• **Short task**: In the entries that follow, how many lines contain the word "JSON"? Answer with the number only.

>> START Exercise inputs

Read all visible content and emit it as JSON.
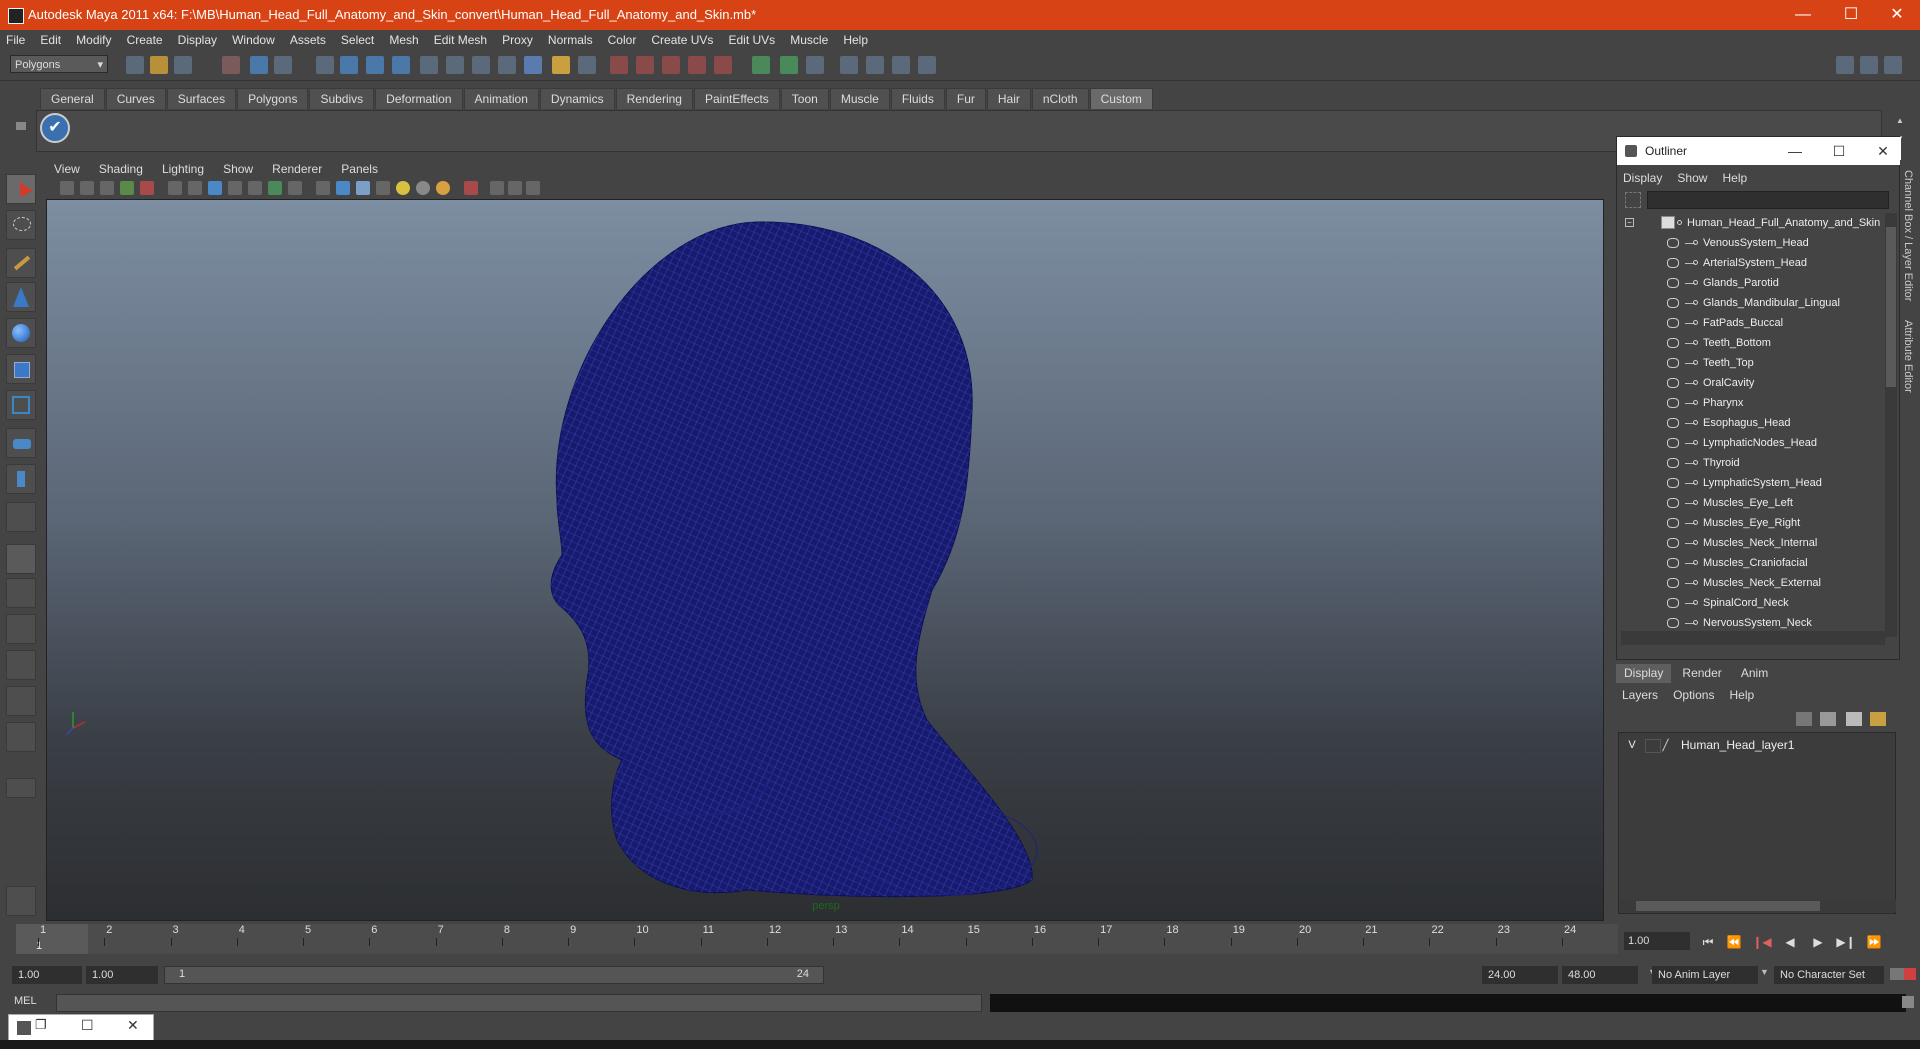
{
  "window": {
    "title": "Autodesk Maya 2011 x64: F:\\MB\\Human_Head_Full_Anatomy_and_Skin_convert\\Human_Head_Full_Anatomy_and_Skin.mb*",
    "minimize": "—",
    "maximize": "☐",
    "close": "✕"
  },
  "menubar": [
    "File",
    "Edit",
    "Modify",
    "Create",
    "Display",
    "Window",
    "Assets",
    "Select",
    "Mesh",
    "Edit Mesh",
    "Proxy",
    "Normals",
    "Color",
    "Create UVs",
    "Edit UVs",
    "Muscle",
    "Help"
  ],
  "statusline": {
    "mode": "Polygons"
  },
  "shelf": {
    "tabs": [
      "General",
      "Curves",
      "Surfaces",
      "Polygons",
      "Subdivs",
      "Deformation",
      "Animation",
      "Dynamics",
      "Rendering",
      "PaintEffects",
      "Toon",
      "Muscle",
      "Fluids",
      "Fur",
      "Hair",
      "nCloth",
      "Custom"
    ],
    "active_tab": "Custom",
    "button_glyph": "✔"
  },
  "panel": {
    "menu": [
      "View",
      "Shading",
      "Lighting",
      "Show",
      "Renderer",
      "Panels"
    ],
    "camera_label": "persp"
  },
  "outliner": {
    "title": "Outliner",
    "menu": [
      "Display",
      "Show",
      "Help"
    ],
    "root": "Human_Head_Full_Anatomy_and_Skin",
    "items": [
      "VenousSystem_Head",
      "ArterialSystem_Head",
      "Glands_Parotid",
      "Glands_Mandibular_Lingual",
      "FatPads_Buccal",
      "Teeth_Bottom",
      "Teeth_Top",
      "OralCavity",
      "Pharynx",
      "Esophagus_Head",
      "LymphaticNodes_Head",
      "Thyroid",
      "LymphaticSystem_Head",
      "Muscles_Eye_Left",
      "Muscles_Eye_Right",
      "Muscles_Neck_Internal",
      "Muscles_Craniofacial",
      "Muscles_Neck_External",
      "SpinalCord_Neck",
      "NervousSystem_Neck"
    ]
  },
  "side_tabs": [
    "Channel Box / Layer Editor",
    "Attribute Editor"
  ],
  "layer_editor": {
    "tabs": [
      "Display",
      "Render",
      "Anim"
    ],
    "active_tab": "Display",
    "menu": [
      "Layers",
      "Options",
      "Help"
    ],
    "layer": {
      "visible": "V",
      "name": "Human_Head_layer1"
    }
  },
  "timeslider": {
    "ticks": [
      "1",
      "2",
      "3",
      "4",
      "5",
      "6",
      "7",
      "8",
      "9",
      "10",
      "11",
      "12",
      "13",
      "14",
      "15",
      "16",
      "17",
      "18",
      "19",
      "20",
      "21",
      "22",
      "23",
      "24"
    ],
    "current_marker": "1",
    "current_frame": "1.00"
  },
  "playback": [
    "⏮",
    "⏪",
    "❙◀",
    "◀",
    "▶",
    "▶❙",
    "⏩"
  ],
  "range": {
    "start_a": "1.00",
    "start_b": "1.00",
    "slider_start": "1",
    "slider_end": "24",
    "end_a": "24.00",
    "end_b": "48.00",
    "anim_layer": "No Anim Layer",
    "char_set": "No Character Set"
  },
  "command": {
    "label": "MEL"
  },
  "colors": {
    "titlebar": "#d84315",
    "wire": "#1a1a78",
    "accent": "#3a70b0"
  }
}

>> END Exercise inputs
>> START Exercise inputs

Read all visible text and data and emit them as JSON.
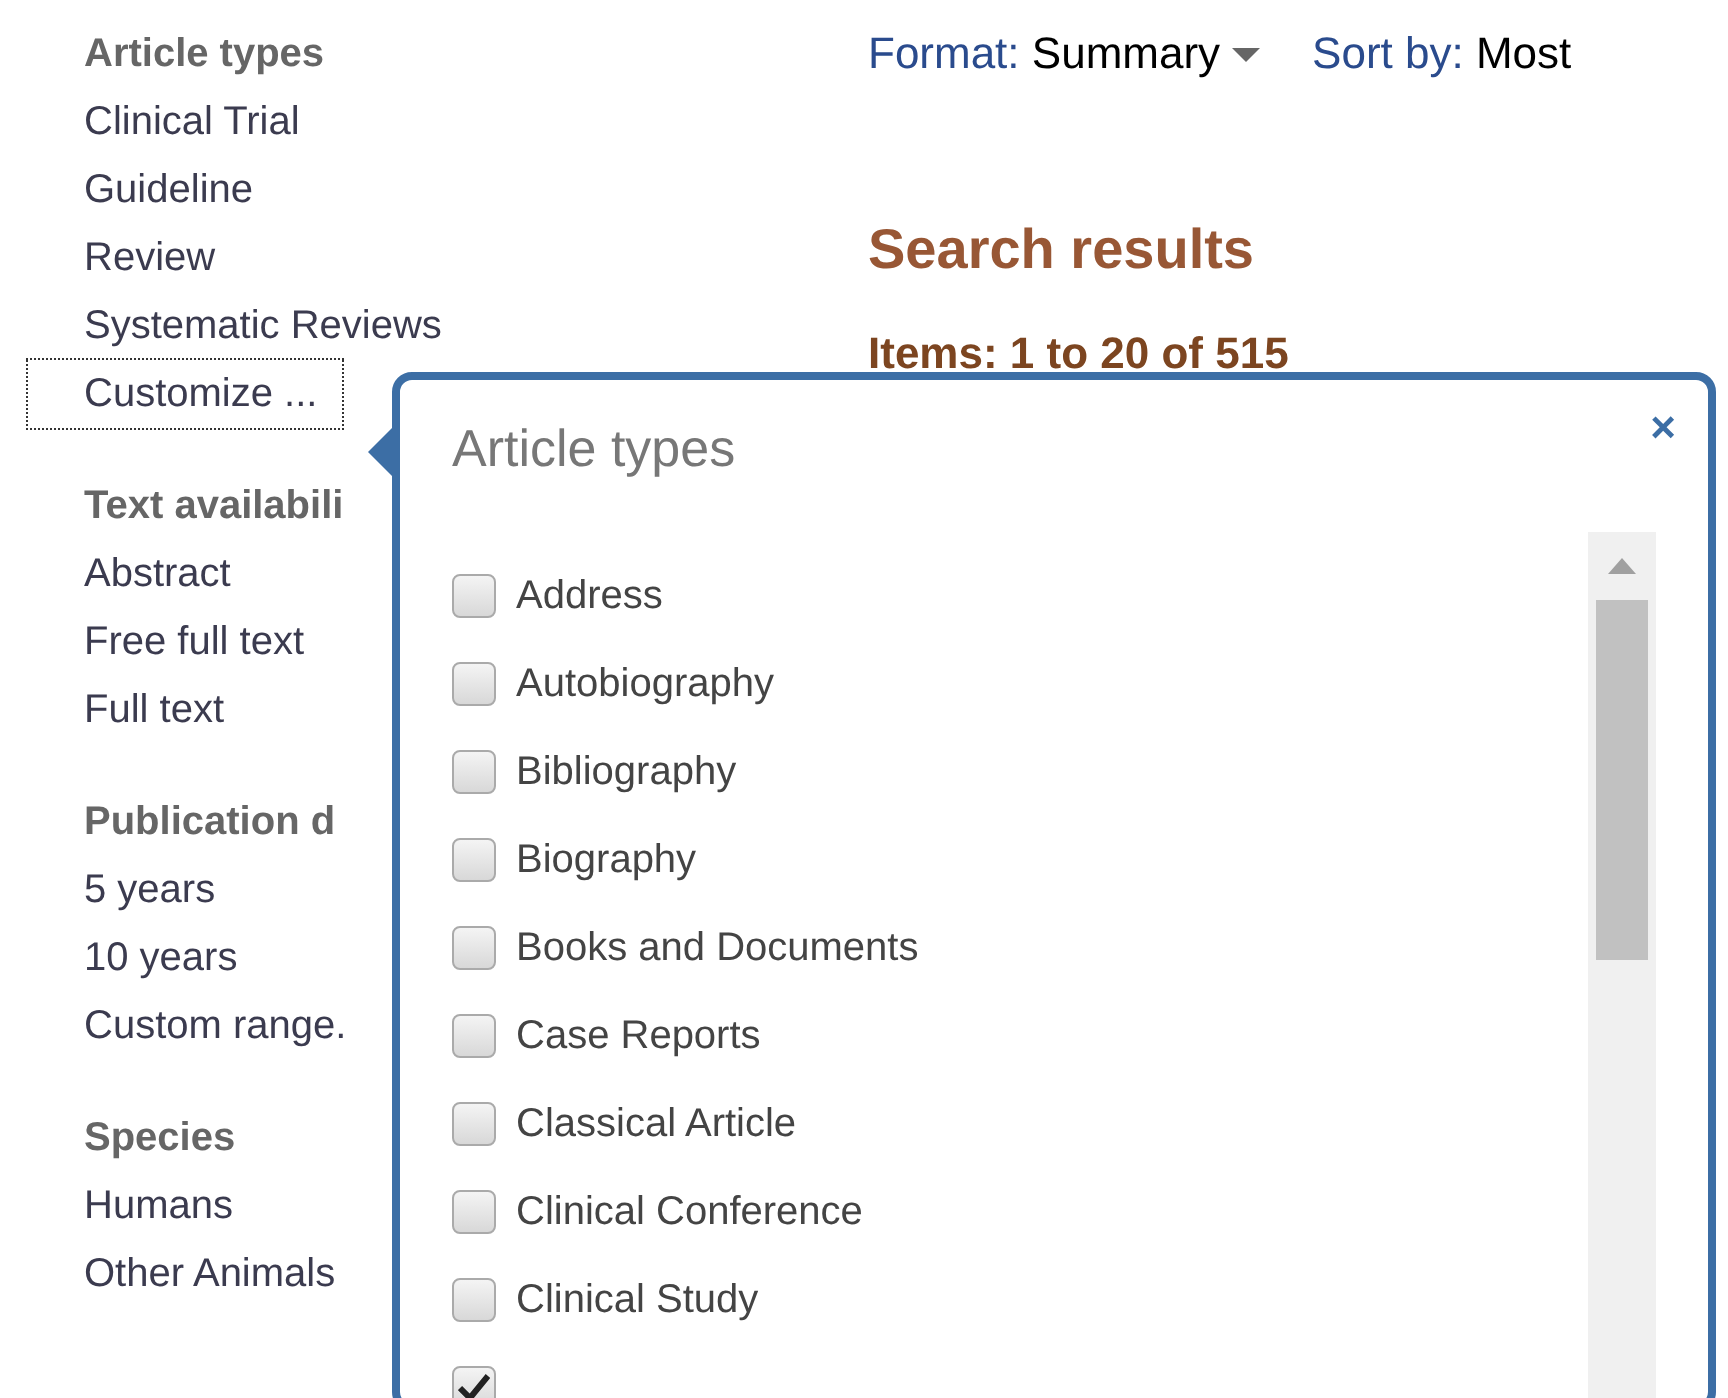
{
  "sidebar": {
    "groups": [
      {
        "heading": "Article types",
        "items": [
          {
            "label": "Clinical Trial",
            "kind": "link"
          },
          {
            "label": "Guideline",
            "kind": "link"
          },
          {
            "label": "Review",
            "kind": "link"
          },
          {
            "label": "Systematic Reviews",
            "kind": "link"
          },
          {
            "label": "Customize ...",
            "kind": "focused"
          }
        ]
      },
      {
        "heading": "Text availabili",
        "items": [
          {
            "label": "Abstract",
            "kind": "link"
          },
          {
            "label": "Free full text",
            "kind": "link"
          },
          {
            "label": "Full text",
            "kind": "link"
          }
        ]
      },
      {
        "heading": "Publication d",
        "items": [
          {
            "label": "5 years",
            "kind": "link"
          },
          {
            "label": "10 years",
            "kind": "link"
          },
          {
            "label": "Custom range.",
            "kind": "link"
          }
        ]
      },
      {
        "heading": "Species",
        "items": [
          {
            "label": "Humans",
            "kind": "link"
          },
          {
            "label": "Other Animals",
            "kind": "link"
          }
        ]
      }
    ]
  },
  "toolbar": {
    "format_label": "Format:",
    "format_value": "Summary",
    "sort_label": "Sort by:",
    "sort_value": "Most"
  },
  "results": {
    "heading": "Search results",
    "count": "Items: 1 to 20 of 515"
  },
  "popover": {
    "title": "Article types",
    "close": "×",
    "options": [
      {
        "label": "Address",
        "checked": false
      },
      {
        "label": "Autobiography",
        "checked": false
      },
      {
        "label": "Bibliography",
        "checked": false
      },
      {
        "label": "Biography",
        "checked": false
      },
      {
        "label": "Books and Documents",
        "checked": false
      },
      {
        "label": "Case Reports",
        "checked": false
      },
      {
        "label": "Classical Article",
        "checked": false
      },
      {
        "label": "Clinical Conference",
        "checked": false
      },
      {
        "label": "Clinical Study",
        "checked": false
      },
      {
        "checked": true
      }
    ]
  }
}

>> END Exercise inputs
>> START Exercise inputs

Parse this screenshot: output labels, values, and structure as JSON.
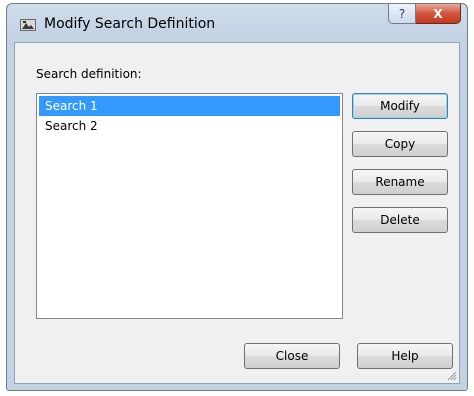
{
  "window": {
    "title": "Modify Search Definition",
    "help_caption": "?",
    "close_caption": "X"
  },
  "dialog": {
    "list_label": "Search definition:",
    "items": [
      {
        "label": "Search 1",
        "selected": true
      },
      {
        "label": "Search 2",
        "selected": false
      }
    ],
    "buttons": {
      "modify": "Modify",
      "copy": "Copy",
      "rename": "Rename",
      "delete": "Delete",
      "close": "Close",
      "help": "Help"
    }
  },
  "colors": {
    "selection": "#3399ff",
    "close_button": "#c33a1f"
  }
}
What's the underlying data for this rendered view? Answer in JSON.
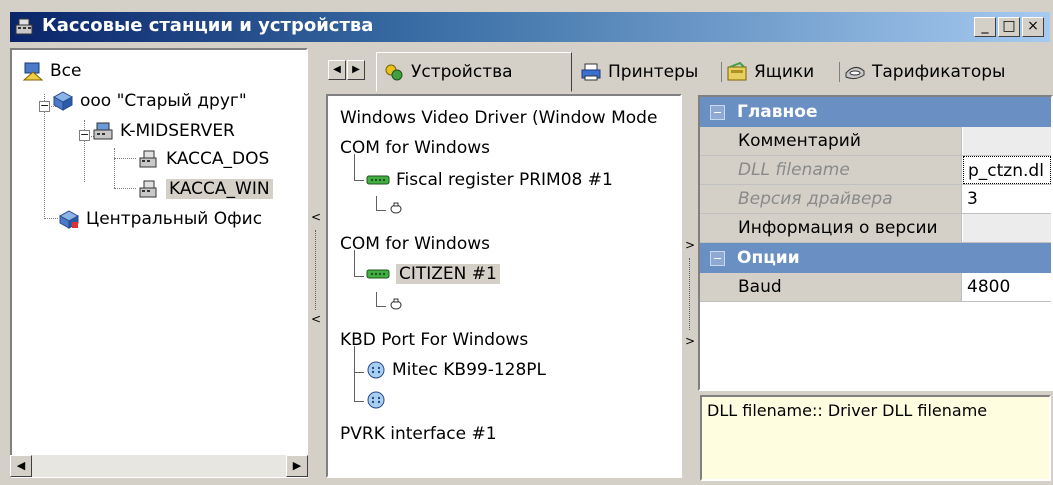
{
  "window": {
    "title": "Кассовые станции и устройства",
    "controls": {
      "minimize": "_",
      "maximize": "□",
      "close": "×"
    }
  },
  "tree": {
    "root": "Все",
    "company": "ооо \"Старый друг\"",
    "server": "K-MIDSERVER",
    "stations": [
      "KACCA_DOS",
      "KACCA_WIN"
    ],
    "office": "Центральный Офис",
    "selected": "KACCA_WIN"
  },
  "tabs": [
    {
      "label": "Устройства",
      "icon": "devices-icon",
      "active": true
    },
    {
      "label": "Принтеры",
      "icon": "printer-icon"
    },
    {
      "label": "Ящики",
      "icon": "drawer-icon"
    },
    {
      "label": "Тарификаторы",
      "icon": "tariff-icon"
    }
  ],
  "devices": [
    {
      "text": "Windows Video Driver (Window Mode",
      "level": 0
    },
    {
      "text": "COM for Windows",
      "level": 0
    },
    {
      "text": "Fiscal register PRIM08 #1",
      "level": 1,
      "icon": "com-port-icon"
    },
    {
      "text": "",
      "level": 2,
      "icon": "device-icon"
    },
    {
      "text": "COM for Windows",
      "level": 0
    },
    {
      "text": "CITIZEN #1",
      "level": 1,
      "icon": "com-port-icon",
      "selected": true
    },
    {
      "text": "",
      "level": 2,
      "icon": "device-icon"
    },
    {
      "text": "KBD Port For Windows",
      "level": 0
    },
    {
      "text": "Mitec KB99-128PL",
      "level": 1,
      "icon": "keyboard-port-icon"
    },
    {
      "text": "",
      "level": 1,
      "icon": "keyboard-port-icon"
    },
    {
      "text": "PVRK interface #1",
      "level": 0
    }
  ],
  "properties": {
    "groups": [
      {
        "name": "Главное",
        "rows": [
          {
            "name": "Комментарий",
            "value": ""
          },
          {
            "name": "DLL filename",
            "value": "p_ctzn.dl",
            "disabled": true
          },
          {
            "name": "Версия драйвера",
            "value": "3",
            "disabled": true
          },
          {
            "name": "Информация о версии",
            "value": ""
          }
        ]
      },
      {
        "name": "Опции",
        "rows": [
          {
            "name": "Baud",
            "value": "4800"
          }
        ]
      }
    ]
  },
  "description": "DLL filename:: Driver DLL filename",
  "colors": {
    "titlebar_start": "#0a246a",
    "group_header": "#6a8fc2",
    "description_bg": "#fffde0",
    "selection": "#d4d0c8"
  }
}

>> END Exercise inputs

• **Task output**: 4